* **EXERCISE**
From the listing, collect all lines containing the word "junio".

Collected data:
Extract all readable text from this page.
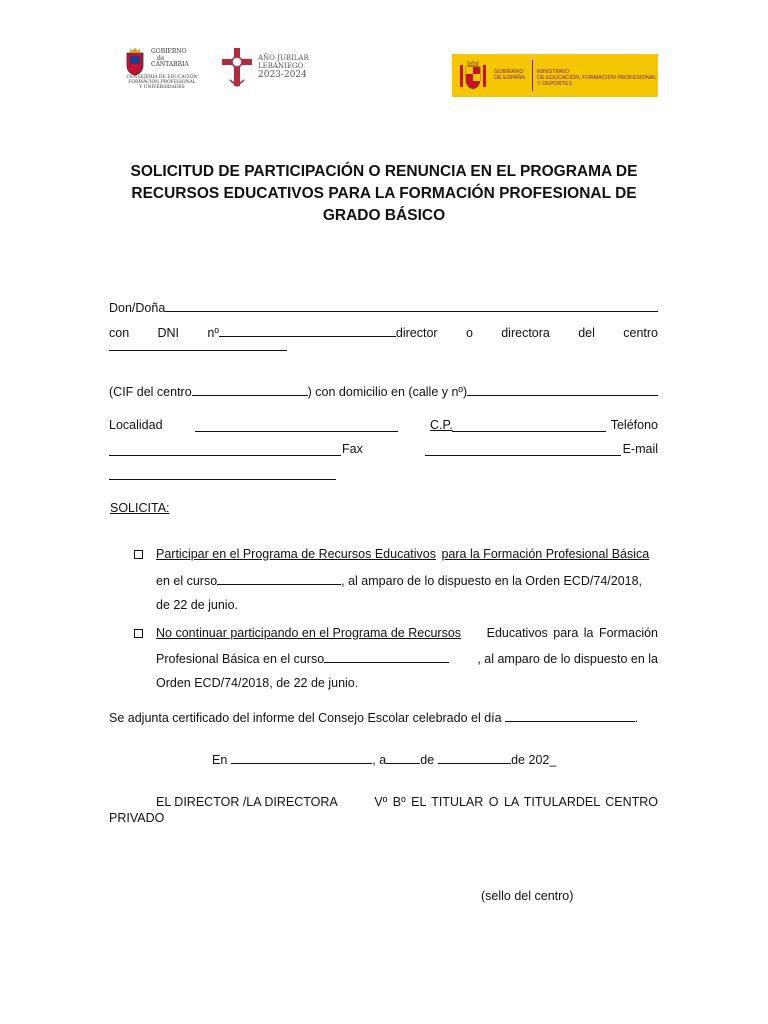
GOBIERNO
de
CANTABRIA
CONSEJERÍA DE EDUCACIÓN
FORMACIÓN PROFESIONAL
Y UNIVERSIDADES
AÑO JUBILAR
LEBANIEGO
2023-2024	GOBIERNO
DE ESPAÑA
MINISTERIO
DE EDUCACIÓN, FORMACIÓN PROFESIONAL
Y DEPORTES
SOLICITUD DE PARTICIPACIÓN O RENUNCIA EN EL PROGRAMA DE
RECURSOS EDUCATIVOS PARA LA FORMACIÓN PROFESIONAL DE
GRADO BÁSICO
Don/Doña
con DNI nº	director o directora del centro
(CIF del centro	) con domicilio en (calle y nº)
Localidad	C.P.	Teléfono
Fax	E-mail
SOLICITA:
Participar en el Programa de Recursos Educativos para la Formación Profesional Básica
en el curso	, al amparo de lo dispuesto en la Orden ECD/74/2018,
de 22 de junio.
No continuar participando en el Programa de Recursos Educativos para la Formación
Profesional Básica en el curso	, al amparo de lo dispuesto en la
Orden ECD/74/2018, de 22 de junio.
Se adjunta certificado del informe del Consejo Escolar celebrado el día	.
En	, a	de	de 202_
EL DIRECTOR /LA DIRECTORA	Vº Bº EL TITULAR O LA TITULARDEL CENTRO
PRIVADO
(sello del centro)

* **SOLUTION FOR THIS PROBLEM**
de 22 de junio.
Orden ECD/74/2018, de 22 de junio.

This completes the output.